(Dataset records)
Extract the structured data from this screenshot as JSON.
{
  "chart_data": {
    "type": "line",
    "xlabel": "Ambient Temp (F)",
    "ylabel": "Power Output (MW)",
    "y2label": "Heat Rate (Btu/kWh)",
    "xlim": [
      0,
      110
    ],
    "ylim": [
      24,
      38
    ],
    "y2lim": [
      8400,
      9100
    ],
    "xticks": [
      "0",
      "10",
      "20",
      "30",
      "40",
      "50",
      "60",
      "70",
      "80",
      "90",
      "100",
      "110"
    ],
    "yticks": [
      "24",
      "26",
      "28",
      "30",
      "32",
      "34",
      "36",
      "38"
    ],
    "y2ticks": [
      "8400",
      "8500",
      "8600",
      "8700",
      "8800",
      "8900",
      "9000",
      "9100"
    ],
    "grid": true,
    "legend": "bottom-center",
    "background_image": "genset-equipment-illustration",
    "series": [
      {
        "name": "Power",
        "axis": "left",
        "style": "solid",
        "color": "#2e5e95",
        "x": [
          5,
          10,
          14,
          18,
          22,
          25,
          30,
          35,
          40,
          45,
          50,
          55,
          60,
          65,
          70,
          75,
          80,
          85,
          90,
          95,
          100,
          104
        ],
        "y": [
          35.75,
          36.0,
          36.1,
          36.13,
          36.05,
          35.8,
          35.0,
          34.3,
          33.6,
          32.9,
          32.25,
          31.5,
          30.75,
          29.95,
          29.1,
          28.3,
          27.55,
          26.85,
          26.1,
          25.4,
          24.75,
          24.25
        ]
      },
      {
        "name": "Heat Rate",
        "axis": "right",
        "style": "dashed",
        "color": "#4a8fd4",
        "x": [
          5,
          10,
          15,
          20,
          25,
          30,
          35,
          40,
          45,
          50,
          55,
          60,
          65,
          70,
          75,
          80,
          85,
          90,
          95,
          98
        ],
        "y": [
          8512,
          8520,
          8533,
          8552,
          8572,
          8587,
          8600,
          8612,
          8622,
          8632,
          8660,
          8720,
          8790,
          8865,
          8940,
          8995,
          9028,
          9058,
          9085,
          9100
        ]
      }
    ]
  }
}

#### TASK TO COMPLETE:
Look above for lines with the word "Heat" and copy them all.

#### WRITTEN SOLUTION:
    "y2label": "Heat Rate (Btu/kWh)",
        "name": "Heat Rate",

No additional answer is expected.